**TO DO:**
Omit the images, then print each record below exactly as it reads.

**INFORMATION SHOWN:**

= = = =

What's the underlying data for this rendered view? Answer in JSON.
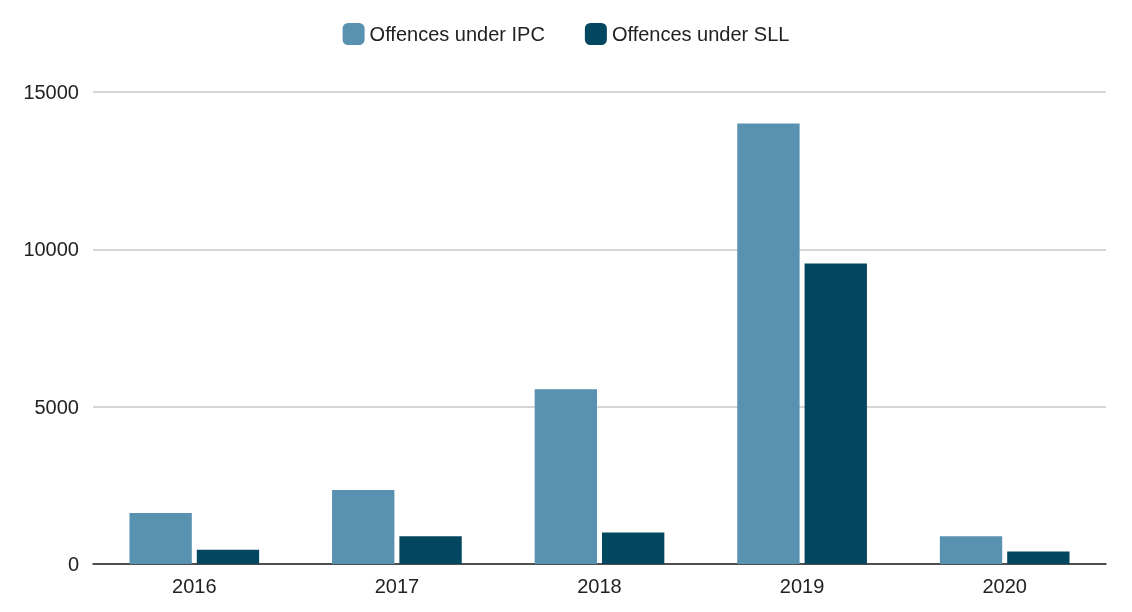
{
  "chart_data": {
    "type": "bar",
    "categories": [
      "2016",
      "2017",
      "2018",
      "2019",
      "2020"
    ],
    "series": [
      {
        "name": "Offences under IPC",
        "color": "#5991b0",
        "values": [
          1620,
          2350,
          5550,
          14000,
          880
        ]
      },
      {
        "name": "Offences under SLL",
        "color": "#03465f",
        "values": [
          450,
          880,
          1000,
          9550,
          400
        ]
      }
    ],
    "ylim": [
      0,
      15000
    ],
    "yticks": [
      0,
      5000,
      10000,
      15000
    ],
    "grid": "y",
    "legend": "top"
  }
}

= = = =

**ANSWER TO THE EXERCISE:**
What's the underlying data for this rendered view? Answer in JSON.
{
  "chart_data": {
    "type": "bar",
    "categories": [
      "2016",
      "2017",
      "2018",
      "2019",
      "2020"
    ],
    "series": [
      {
        "name": "Offences under IPC",
        "color": "#5991b0",
        "values": [
          1620,
          2350,
          5550,
          14000,
          880
        ]
      },
      {
        "name": "Offences under SLL",
        "color": "#03465f",
        "values": [
          450,
          880,
          1000,
          9550,
          400
        ]
      }
    ],
    "ylim": [
      0,
      15000
    ],
    "yticks": [
      0,
      5000,
      10000,
      15000
    ],
    "grid": "y",
    "legend": "top"
  }
}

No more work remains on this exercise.